--- The data ---
---+---
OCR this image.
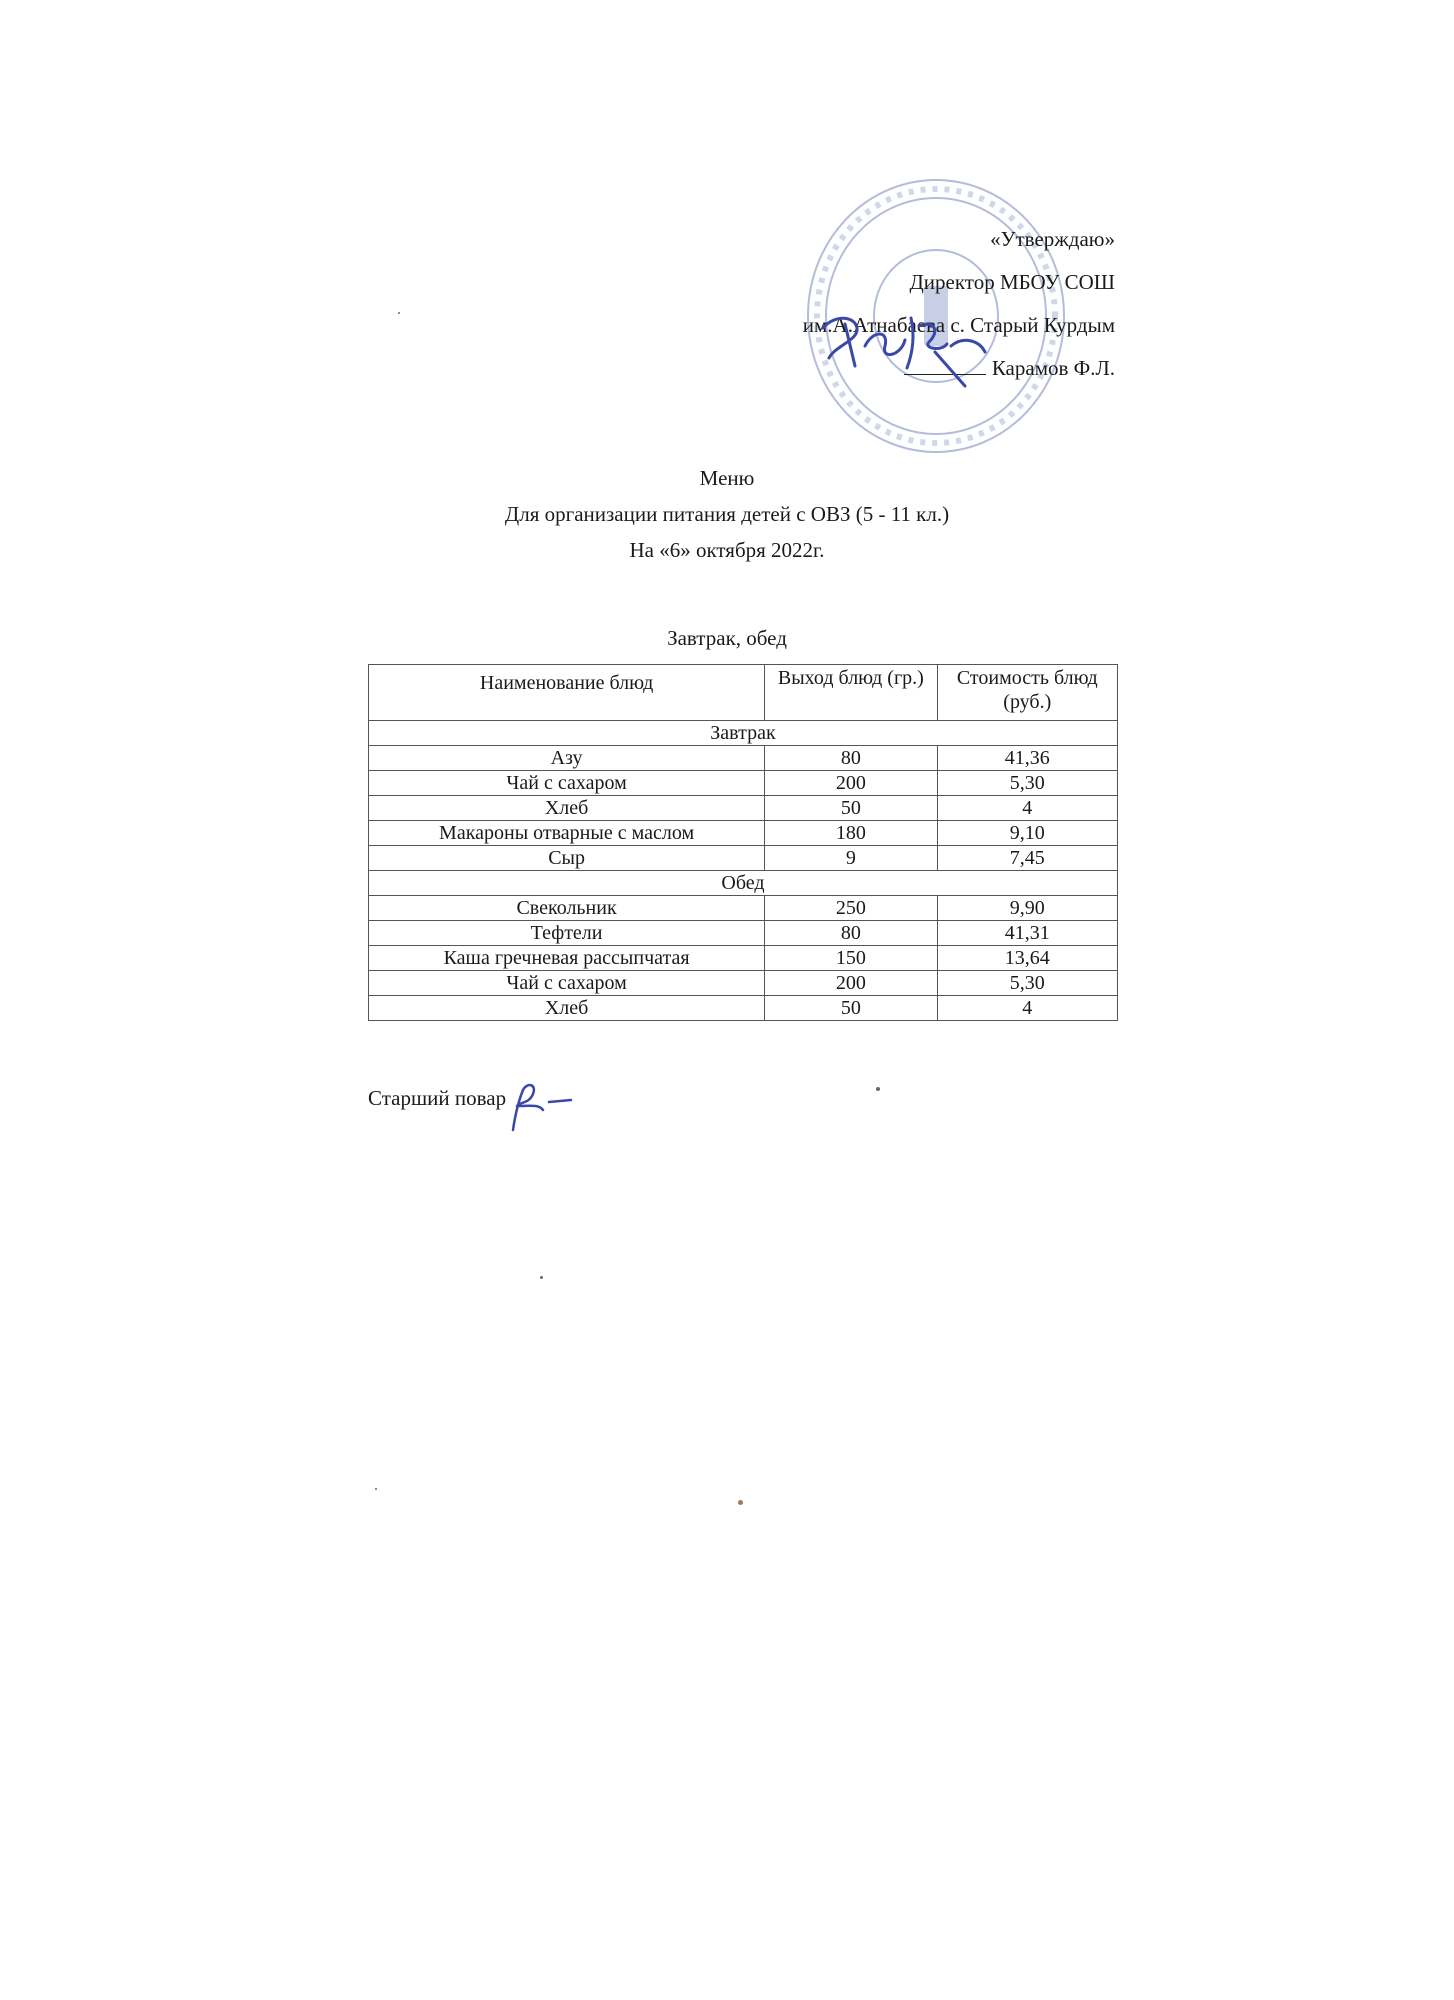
«Утверждаю»
Директор МБОУ СОШ
им.А.Атнабаева с. Старый Курдым
Карамов Ф.Л.
Меню
Для организации питания детей с ОВЗ (5 - 11 кл.)
На «6» октября 2022г.
Завтрак, обед
Наименование блюд	Выход блюд (гр.)	Стоимость блюд (руб.)
Завтрак		
Азу	80	41,36
Чай с сахаром	200	5,30
Хлеб	50	4
Макароны отварные с маслом	180	9,10
Сыр	9	7,45
Обед		
Свекольник	250	9,90
Тефтели	80	41,31
Каша гречневая рассыпчатая	150	13,64
Чай с сахаром	200	5,30
Хлеб	50	4
Старший повар
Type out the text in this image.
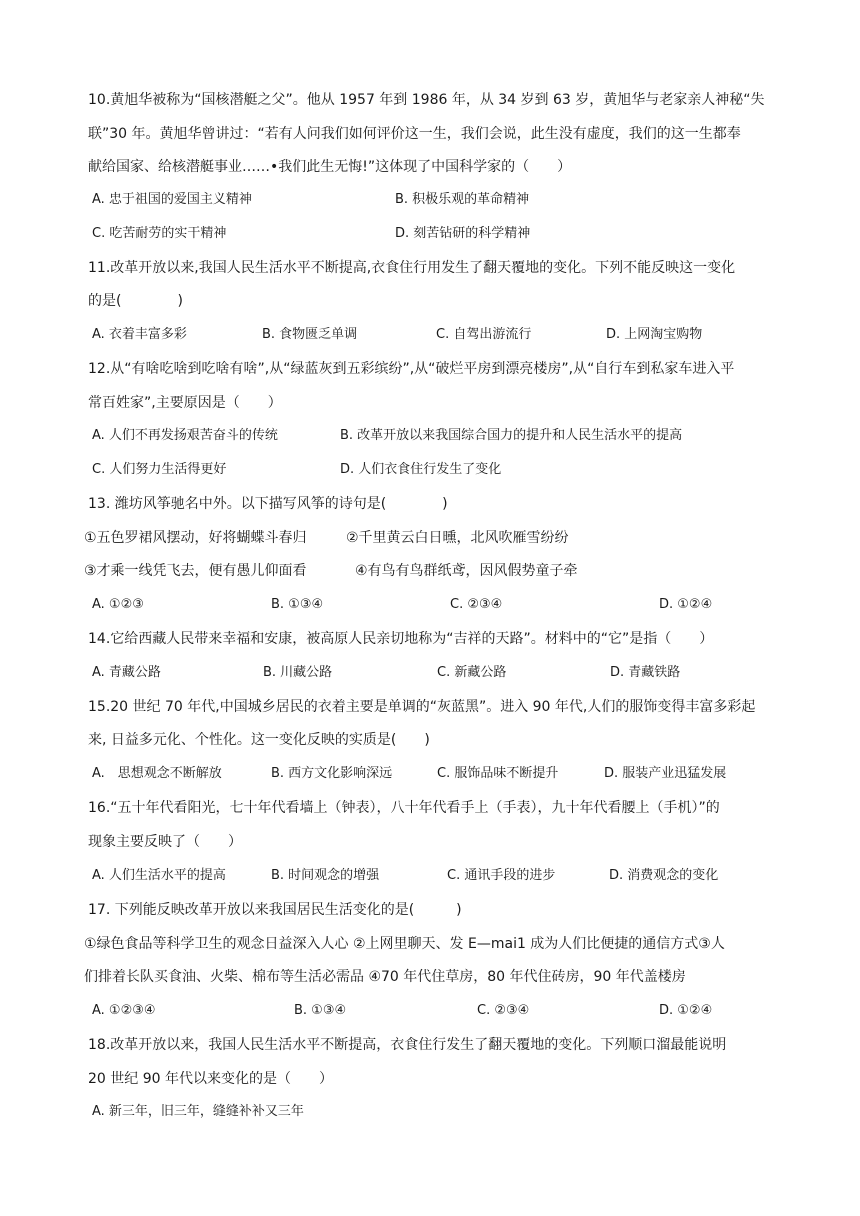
10.黄旭华被称为“国核潜艇之父”。他从 1957 年到 1986 年，从 34 岁到 63 岁，黄旭华与老家亲人神秘“失
联”30 年。黄旭华曾讲过：“若有人问我们如何评价这一生，我们会说，此生没有虚度，我们的这一生都奉
献给国家、给核潜艇事业……•我们此生无悔!”这体现了中国科学家的（　　）
A. 忠于祖国的爱国主义精神	B. 积极乐观的革命精神
C. 吃苦耐劳的实干精神	D. 刻苦钻研的科学精神
11.改革开放以来,我国人民生活水平不断提高,衣食住行用发生了翻天覆地的变化。下列不能反映这一变化
的是(　　　　)
A. 衣着丰富多彩	B. 食物匮乏单调	C. 自驾出游流行	D. 上网淘宝购物
12.从“有啥吃啥到吃啥有啥”,从“绿蓝灰到五彩缤纷”,从“破烂平房到漂亮楼房”,从“自行车到私家车进入平
常百姓家”,主要原因是（　　）
A. 人们不再发扬艰苦奋斗的传统	B. 改革开放以来我国综合国力的提升和人民生活水平的提高
C. 人们努力生活得更好	D. 人们衣食住行发生了变化
13. 潍坊风筝驰名中外。以下描写风筝的诗句是(　　　　)
①五色罗裙风摆动，好将蝴蝶斗春归	②千里黄云白日曛，北风吹雁雪纷纷
③才乘一线凭飞去，便有愚儿仰面看	④有鸟有鸟群纸鸢，因风假势童子牵
A. ①②③	B. ①③④	C. ②③④	D. ①②④
14.它给西藏人民带来幸福和安康，被高原人民亲切地称为“吉祥的天路”。材料中的“它”是指（　　）
A. 青藏公路	B. 川藏公路	C. 新藏公路	D. 青藏铁路
15.20 世纪 70 年代,中国城乡居民的衣着主要是单调的“灰蓝黑”。进入 90 年代,人们的服饰变得丰富多彩起
来, 日益多元化、个性化。这一变化反映的实质是(　　)
A.　思想观念不断解放	B. 西方文化影响深远	C. 服饰品味不断提升	D. 服装产业迅猛发展
16.“五十年代看阳光，七十年代看墙上（钟表），八十年代看手上（手表），九十年代看腰上（手机）”的
现象主要反映了（　　）
A. 人们生活水平的提高	B. 时间观念的增强	C. 通讯手段的进步	D. 消费观念的变化
17. 下列能反映改革开放以来我国居民生活变化的是(　　　)
①绿色食品等科学卫生的观念日益深入人心 ②上网里聊天、发 E—mai1 成为人们比便捷的通信方式③人
们排着长队买食油、火柴、棉布等生活必需品 ④70 年代住草房，80 年代住砖房，90 年代盖楼房
A. ①②③④	B. ①③④	C. ②③④	D. ①②④
18.改革开放以来，我国人民生活水平不断提高，衣食住行发生了翻天覆地的变化。下列顺口溜最能说明
20 世纪 90 年代以来变化的是（　　）
A. 新三年，旧三年，缝缝补补又三年
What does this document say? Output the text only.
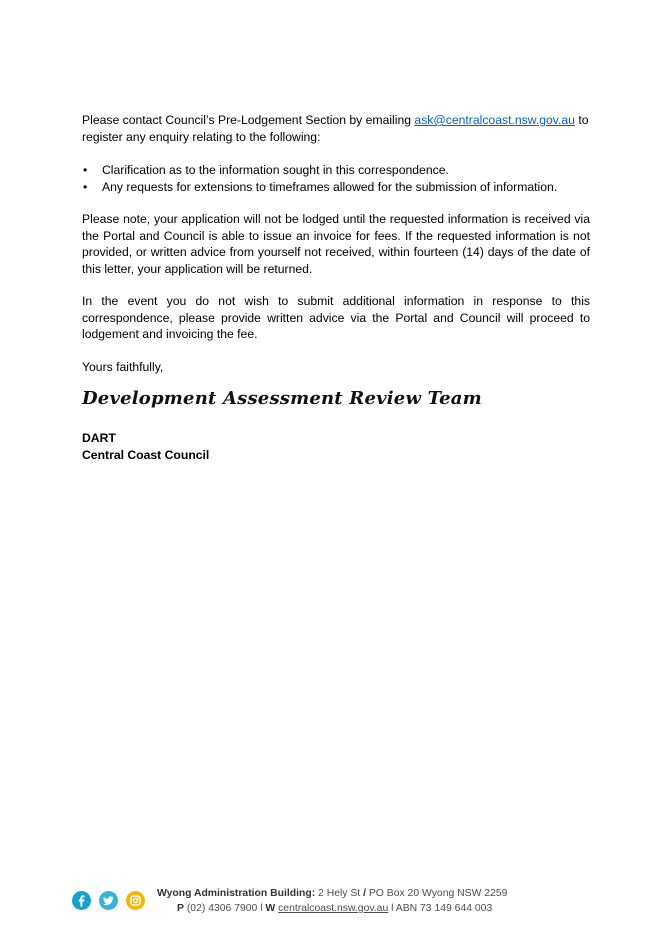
Please contact Council’s Pre-Lodgement Section by emailing ask@centralcoast.nsw.gov.au to register any enquiry relating to the following:
• Clarification as to the information sought in this correspondence.
• Any requests for extensions to timeframes allowed for the submission of information.
Please note, your application will not be lodged until the requested information is received via the Portal and Council is able to issue an invoice for fees. If the requested information is not provided, or written advice from yourself not received, within fourteen (14) days of the date of this letter, your application will be returned.
In the event you do not wish to submit additional information in response to this correspondence, please provide written advice via the Portal and Council will proceed to lodgement and invoicing the fee.
Yours faithfully,
Development Assessment Review Team
DART
Central Coast Council
Wyong Administration Building: 2 Hely St / PO Box 20 Wyong NSW 2259
P (02) 4306 7900 l W centralcoast.nsw.gov.au l ABN 73 149 644 003
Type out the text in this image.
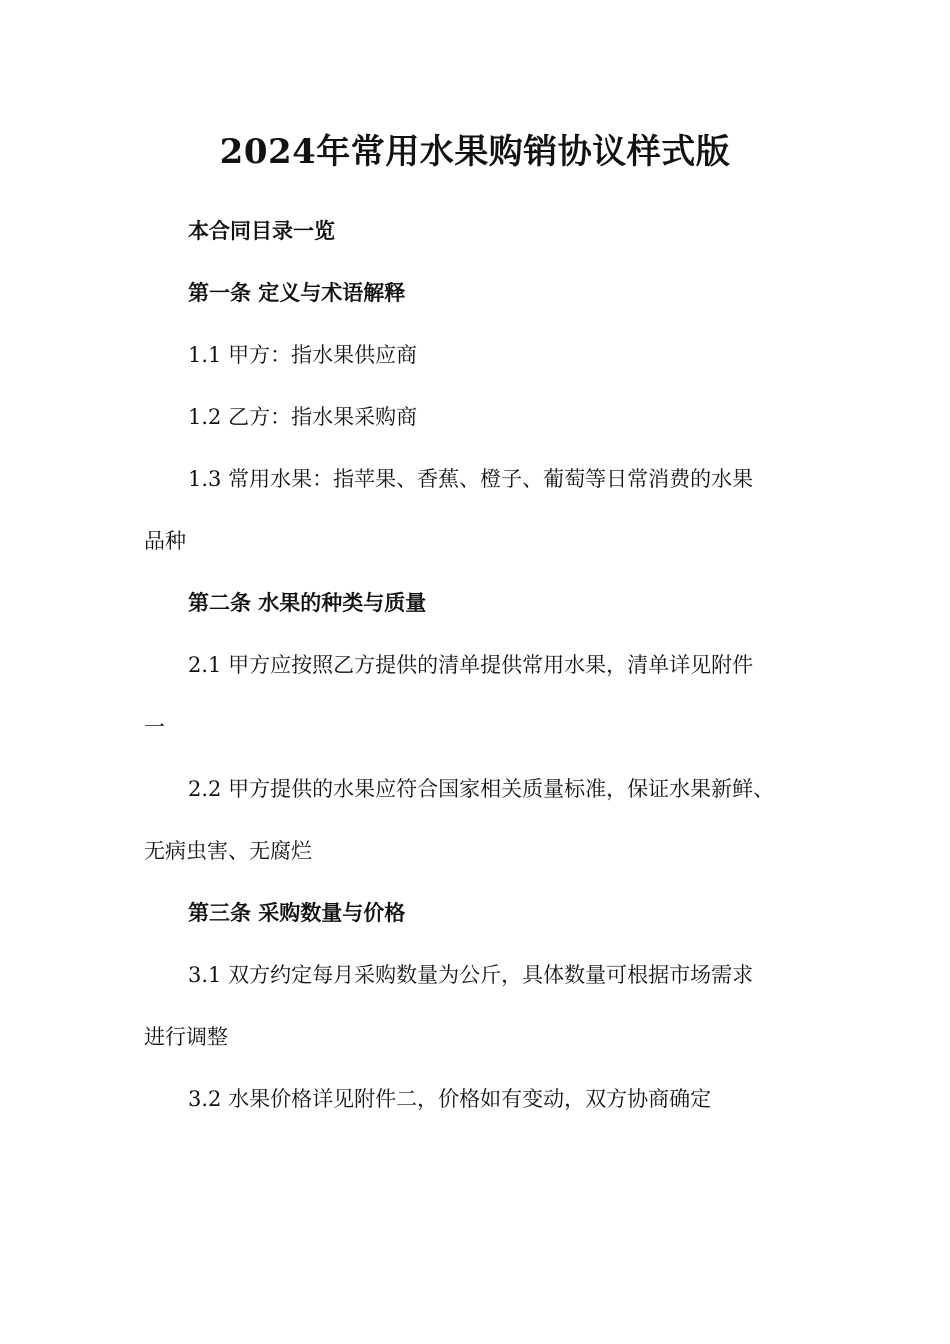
2024年常用水果购销协议样式版

本合同目录一览

第一条 定义与术语解释

1.1 甲方：指水果供应商

1.2 乙方：指水果采购商

1.3 常用水果：指苹果、香蕉、橙子、葡萄等日常消费的水果

品种

第二条 水果的种类与质量

2.1 甲方应按照乙方提供的清单提供常用水果，清单详见附件

一

2.2 甲方提供的水果应符合国家相关质量标准，保证水果新鲜、

无病虫害、无腐烂

第三条 采购数量与价格

3.1 双方约定每月采购数量为公斤，具体数量可根据市场需求

进行调整

3.2 水果价格详见附件二，价格如有变动，双方协商确定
---+---
Copy all the lines of data exactly as they appear, dropping any images.

OCR this image.
«Утверждаю»
Директор МБОУ СОШ
им.А.Атнабаева с. Старый Курдым
Карамов Ф.Л.
Меню
Для организации питания детей с ОВЗ (5 - 11 кл.)
На «6» октября 2022г.
Завтрак, обед
Наименование блюд	Выход блюд (гр.)	Стоимость блюд (руб.)
Завтрак		
Азу	80	41,36
Чай с сахаром	200	5,30
Хлеб	50	4
Макароны отварные с маслом	180	9,10
Сыр	9	7,45
Обед		
Свекольник	250	9,90
Тефтели	80	41,31
Каша гречневая рассыпчатая	150	13,64
Чай с сахаром	200	5,30
Хлеб	50	4
Старший повар
Type out the text in this image.
10.黄旭华被称为“国核潜艇之父”。他从 1957 年到 1986 年，从 34 岁到 63 岁，黄旭华与老家亲人神秘“失
联”30 年。黄旭华曾讲过：“若有人问我们如何评价这一生，我们会说，此生没有虚度，我们的这一生都奉
献给国家、给核潜艇事业……•我们此生无悔!”这体现了中国科学家的（　　）
A. 忠于祖国的爱国主义精神	B. 积极乐观的革命精神
C. 吃苦耐劳的实干精神	D. 刻苦钻研的科学精神
11.改革开放以来,我国人民生活水平不断提高,衣食住行用发生了翻天覆地的变化。下列不能反映这一变化
的是(　　　　)
A. 衣着丰富多彩	B. 食物匮乏单调	C. 自驾出游流行	D. 上网淘宝购物
12.从“有啥吃啥到吃啥有啥”,从“绿蓝灰到五彩缤纷”,从“破烂平房到漂亮楼房”,从“自行车到私家车进入平
常百姓家”,主要原因是（　　）
A. 人们不再发扬艰苦奋斗的传统	B. 改革开放以来我国综合国力的提升和人民生活水平的提高
C. 人们努力生活得更好	D. 人们衣食住行发生了变化
13. 潍坊风筝驰名中外。以下描写风筝的诗句是(　　　　)
①五色罗裙风摆动，好将蝴蝶斗春归	②千里黄云白日曛，北风吹雁雪纷纷
③才乘一线凭飞去，便有愚儿仰面看	④有鸟有鸟群纸鸢，因风假势童子牵
A. ①②③	B. ①③④	C. ②③④	D. ①②④
14.它给西藏人民带来幸福和安康，被高原人民亲切地称为“吉祥的天路”。材料中的“它”是指（　　）
A. 青藏公路	B. 川藏公路	C. 新藏公路	D. 青藏铁路
15.20 世纪 70 年代,中国城乡居民的衣着主要是单调的“灰蓝黑”。进入 90 年代,人们的服饰变得丰富多彩起
来, 日益多元化、个性化。这一变化反映的实质是(　　)
A.　思想观念不断解放	B. 西方文化影响深远	C. 服饰品味不断提升	D. 服装产业迅猛发展
16.“五十年代看阳光，七十年代看墙上（钟表），八十年代看手上（手表），九十年代看腰上（手机）”的
现象主要反映了（　　）
A. 人们生活水平的提高	B. 时间观念的增强	C. 通讯手段的进步	D. 消费观念的变化
17. 下列能反映改革开放以来我国居民生活变化的是(　　　)
①绿色食品等科学卫生的观念日益深入人心 ②上网里聊天、发 E—mai1 成为人们比便捷的通信方式③人
们排着长队买食油、火柴、棉布等生活必需品 ④70 年代住草房，80 年代住砖房，90 年代盖楼房
A. ①②③④	B. ①③④	C. ②③④	D. ①②④
18.改革开放以来，我国人民生活水平不断提高，衣食住行发生了翻天覆地的变化。下列顺口溜最能说明
20 世纪 90 年代以来变化的是（　　）
A. 新三年，旧三年，缝缝补补又三年
What does this document say? Output the text only.
Please contact Council’s Pre-Lodgement Section by emailing ask@centralcoast.nsw.gov.au to register any enquiry relating to the following:
• Clarification as to the information sought in this correspondence.
• Any requests for extensions to timeframes allowed for the submission of information.
Please note, your application will not be lodged until the requested information is received via the Portal and Council is able to issue an invoice for fees. If the requested information is not provided, or written advice from yourself not received, within fourteen (14) days of the date of this letter, your application will be returned.
In the event you do not wish to submit additional information in response to this correspondence, please provide written advice via the Portal and Council will proceed to lodgement and invoicing the fee.
Yours faithfully,
Development Assessment Review Team
DART
Central Coast Council
Wyong Administration Building: 2 Hely St / PO Box 20 Wyong NSW 2259
P (02) 4306 7900 l W centralcoast.nsw.gov.au l ABN 73 149 644 003
Type out the text in this image.
2024年常用水果购销协议样式版

本合同目录一览

第一条 定义与术语解释

1.1 甲方：指水果供应商

1.2 乙方：指水果采购商

1.3 常用水果：指苹果、香蕉、橙子、葡萄等日常消费的水果

品种

第二条 水果的种类与质量

2.1 甲方应按照乙方提供的清单提供常用水果，清单详见附件

一

2.2 甲方提供的水果应符合国家相关质量标准，保证水果新鲜、

无病虫害、无腐烂

第三条 采购数量与价格

3.1 双方约定每月采购数量为公斤，具体数量可根据市场需求

进行调整

3.2 水果价格详见附件二，价格如有变动，双方协商确定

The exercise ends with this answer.